(Some records)
****

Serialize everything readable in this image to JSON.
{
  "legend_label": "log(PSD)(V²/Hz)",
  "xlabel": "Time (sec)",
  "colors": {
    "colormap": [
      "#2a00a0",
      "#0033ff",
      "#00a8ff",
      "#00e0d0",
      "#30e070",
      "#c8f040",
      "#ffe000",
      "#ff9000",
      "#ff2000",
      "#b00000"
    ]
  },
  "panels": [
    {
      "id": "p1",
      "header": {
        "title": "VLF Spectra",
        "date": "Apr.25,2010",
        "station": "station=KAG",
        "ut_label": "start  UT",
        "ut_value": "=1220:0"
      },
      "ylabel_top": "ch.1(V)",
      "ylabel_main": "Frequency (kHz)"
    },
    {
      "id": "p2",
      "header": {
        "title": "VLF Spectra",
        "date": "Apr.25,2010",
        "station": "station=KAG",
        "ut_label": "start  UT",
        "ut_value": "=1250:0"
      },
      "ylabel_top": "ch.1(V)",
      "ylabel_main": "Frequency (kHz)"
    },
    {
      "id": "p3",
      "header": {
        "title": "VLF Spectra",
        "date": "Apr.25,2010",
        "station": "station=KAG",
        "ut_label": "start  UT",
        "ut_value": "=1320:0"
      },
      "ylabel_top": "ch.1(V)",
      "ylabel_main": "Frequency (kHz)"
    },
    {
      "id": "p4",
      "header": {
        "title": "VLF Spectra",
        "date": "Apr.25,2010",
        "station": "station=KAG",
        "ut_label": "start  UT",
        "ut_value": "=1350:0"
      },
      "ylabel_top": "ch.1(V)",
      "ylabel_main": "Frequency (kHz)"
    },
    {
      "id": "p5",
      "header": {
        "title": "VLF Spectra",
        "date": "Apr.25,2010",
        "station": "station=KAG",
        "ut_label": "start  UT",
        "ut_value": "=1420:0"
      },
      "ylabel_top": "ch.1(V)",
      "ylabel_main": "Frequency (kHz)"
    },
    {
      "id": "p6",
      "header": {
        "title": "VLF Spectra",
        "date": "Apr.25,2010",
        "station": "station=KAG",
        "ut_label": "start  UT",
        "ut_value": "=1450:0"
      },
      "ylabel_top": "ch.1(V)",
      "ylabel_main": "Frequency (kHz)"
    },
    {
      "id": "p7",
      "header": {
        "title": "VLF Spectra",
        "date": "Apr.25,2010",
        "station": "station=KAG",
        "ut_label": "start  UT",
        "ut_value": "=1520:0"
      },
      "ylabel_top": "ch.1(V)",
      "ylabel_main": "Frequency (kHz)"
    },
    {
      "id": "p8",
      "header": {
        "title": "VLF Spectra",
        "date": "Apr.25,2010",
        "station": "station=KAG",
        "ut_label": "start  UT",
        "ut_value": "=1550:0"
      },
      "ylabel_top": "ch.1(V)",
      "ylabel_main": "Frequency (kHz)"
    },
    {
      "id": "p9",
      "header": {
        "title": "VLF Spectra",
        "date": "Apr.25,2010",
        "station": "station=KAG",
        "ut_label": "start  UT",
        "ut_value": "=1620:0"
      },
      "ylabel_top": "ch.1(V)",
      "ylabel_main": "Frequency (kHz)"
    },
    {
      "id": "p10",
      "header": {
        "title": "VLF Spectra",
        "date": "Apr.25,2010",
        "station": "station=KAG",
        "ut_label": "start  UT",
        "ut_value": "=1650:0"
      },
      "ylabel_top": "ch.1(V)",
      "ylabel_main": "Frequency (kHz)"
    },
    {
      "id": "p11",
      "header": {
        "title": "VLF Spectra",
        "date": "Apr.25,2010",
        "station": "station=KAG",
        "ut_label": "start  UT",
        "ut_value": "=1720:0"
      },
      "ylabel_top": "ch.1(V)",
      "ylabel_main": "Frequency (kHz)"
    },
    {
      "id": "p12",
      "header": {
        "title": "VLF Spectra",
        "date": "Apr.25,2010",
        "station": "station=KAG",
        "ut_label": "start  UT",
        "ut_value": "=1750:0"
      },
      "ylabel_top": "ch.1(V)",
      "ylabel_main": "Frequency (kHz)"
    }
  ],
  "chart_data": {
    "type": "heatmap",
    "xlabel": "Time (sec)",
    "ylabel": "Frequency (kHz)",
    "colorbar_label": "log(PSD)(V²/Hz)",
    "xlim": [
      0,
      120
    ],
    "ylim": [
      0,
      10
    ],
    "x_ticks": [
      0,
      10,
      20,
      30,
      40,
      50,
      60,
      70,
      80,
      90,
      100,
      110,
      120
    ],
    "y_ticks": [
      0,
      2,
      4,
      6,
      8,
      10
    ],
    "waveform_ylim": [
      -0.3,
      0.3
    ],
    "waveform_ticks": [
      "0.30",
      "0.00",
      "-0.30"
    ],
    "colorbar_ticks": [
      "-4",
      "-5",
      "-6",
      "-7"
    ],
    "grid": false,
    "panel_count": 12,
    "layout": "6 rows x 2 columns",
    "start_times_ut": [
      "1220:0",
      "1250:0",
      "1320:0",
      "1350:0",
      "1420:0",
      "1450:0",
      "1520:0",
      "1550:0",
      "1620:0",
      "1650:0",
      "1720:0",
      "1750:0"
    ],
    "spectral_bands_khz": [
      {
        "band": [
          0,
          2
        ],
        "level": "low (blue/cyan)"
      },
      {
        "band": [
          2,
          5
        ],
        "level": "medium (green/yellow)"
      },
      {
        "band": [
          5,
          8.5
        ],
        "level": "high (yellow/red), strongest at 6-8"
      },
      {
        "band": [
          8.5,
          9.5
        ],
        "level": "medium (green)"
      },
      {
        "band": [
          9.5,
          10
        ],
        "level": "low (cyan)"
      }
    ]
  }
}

****

**STATED GOAL**
Would you restate each of the entries word for word?

**IN RESPONSE**
Serialize everything readable in this image to JSON.
{
  "legend_label": "log(PSD)(V²/Hz)",
  "xlabel": "Time (sec)",
  "colors": {
    "colormap": [
      "#2a00a0",
      "#0033ff",
      "#00a8ff",
      "#00e0d0",
      "#30e070",
      "#c8f040",
      "#ffe000",
      "#ff9000",
      "#ff2000",
      "#b00000"
    ]
  },
  "panels": [
    {
      "id": "p1",
      "header": {
        "title": "VLF Spectra",
        "date": "Apr.25,2010",
        "station": "station=KAG",
        "ut_label": "start  UT",
        "ut_value": "=1220:0"
      },
      "ylabel_top": "ch.1(V)",
      "ylabel_main": "Frequency (kHz)"
    },
    {
      "id": "p2",
      "header": {
        "title": "VLF Spectra",
        "date": "Apr.25,2010",
        "station": "station=KAG",
        "ut_label": "start  UT",
        "ut_value": "=1250:0"
      },
      "ylabel_top": "ch.1(V)",
      "ylabel_main": "Frequency (kHz)"
    },
    {
      "id": "p3",
      "header": {
        "title": "VLF Spectra",
        "date": "Apr.25,2010",
        "station": "station=KAG",
        "ut_label": "start  UT",
        "ut_value": "=1320:0"
      },
      "ylabel_top": "ch.1(V)",
      "ylabel_main": "Frequency (kHz)"
    },
    {
      "id": "p4",
      "header": {
        "title": "VLF Spectra",
        "date": "Apr.25,2010",
        "station": "station=KAG",
        "ut_label": "start  UT",
        "ut_value": "=1350:0"
      },
      "ylabel_top": "ch.1(V)",
      "ylabel_main": "Frequency (kHz)"
    },
    {
      "id": "p5",
      "header": {
        "title": "VLF Spectra",
        "date": "Apr.25,2010",
        "station": "station=KAG",
        "ut_label": "start  UT",
        "ut_value": "=1420:0"
      },
      "ylabel_top": "ch.1(V)",
      "ylabel_main": "Frequency (kHz)"
    },
    {
      "id": "p6",
      "header": {
        "title": "VLF Spectra",
        "date": "Apr.25,2010",
        "station": "station=KAG",
        "ut_label": "start  UT",
        "ut_value": "=1450:0"
      },
      "ylabel_top": "ch.1(V)",
      "ylabel_main": "Frequency (kHz)"
    },
    {
      "id": "p7",
      "header": {
        "title": "VLF Spectra",
        "date": "Apr.25,2010",
        "station": "station=KAG",
        "ut_label": "start  UT",
        "ut_value": "=1520:0"
      },
      "ylabel_top": "ch.1(V)",
      "ylabel_main": "Frequency (kHz)"
    },
    {
      "id": "p8",
      "header": {
        "title": "VLF Spectra",
        "date": "Apr.25,2010",
        "station": "station=KAG",
        "ut_label": "start  UT",
        "ut_value": "=1550:0"
      },
      "ylabel_top": "ch.1(V)",
      "ylabel_main": "Frequency (kHz)"
    },
    {
      "id": "p9",
      "header": {
        "title": "VLF Spectra",
        "date": "Apr.25,2010",
        "station": "station=KAG",
        "ut_label": "start  UT",
        "ut_value": "=1620:0"
      },
      "ylabel_top": "ch.1(V)",
      "ylabel_main": "Frequency (kHz)"
    },
    {
      "id": "p10",
      "header": {
        "title": "VLF Spectra",
        "date": "Apr.25,2010",
        "station": "station=KAG",
        "ut_label": "start  UT",
        "ut_value": "=1650:0"
      },
      "ylabel_top": "ch.1(V)",
      "ylabel_main": "Frequency (kHz)"
    },
    {
      "id": "p11",
      "header": {
        "title": "VLF Spectra",
        "date": "Apr.25,2010",
        "station": "station=KAG",
        "ut_label": "start  UT",
        "ut_value": "=1720:0"
      },
      "ylabel_top": "ch.1(V)",
      "ylabel_main": "Frequency (kHz)"
    },
    {
      "id": "p12",
      "header": {
        "title": "VLF Spectra",
        "date": "Apr.25,2010",
        "station": "station=KAG",
        "ut_label": "start  UT",
        "ut_value": "=1750:0"
      },
      "ylabel_top": "ch.1(V)",
      "ylabel_main": "Frequency (kHz)"
    }
  ],
  "chart_data": {
    "type": "heatmap",
    "xlabel": "Time (sec)",
    "ylabel": "Frequency (kHz)",
    "colorbar_label": "log(PSD)(V²/Hz)",
    "xlim": [
      0,
      120
    ],
    "ylim": [
      0,
      10
    ],
    "x_ticks": [
      0,
      10,
      20,
      30,
      40,
      50,
      60,
      70,
      80,
      90,
      100,
      110,
      120
    ],
    "y_ticks": [
      0,
      2,
      4,
      6,
      8,
      10
    ],
    "waveform_ylim": [
      -0.3,
      0.3
    ],
    "waveform_ticks": [
      "0.30",
      "0.00",
      "-0.30"
    ],
    "colorbar_ticks": [
      "-4",
      "-5",
      "-6",
      "-7"
    ],
    "grid": false,
    "panel_count": 12,
    "layout": "6 rows x 2 columns",
    "start_times_ut": [
      "1220:0",
      "1250:0",
      "1320:0",
      "1350:0",
      "1420:0",
      "1450:0",
      "1520:0",
      "1550:0",
      "1620:0",
      "1650:0",
      "1720:0",
      "1750:0"
    ],
    "spectral_bands_khz": [
      {
        "band": [
          0,
          2
        ],
        "level": "low (blue/cyan)"
      },
      {
        "band": [
          2,
          5
        ],
        "level": "medium (green/yellow)"
      },
      {
        "band": [
          5,
          8.5
        ],
        "level": "high (yellow/red), strongest at 6-8"
      },
      {
        "band": [
          8.5,
          9.5
        ],
        "level": "medium (green)"
      },
      {
        "band": [
          9.5,
          10
        ],
        "level": "low (cyan)"
      }
    ]
  }
}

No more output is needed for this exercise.